• [STORED ROWS]

◇ ◇ ◇ ◇ ◇ ◇ ◇

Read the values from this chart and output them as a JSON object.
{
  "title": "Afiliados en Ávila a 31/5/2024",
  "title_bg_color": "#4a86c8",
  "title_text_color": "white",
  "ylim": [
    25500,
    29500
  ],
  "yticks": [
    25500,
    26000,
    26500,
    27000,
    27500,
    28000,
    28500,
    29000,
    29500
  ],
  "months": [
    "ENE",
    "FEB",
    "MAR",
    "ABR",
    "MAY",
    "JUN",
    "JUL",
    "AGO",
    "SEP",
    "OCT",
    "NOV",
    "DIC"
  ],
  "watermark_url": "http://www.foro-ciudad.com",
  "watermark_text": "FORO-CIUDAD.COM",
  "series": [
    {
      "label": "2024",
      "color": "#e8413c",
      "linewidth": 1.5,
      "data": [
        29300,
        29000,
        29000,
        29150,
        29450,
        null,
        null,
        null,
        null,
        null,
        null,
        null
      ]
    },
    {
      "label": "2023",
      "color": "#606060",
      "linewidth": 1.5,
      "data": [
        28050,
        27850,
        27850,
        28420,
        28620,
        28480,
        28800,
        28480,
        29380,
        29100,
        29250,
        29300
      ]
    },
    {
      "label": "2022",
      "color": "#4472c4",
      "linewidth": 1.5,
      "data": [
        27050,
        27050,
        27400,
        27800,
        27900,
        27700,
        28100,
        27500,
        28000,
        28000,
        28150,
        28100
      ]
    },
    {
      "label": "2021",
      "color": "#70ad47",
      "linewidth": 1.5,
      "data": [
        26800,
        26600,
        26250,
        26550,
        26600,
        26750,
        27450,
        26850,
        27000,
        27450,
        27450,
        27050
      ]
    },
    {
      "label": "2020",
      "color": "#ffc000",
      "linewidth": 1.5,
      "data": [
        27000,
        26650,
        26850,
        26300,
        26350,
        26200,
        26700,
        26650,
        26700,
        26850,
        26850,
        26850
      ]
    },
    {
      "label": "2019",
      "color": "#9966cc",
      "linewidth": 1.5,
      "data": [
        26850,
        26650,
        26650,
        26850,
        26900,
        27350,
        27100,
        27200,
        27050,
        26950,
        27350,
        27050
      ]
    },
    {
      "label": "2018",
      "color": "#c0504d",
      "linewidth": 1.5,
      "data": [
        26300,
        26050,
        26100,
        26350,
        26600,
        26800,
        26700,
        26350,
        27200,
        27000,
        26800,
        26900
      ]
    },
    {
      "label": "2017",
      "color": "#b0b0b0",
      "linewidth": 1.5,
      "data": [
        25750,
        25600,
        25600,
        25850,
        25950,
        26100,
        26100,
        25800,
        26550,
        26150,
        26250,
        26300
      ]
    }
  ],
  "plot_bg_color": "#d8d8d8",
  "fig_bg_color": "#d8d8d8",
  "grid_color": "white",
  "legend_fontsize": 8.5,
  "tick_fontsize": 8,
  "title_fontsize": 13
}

◇ ◇ ◇ ◇ ◇ ◇ ◇

Identify every line above with the string "label" in it. Copy those lines.

• [OUTPUT FOR THIS TASK]
      "label": "2024",
      "label": "2023",
      "label": "2022",
      "label": "2021",
      "label": "2020",
      "label": "2019",
      "label": "2018",
      "label": "2017",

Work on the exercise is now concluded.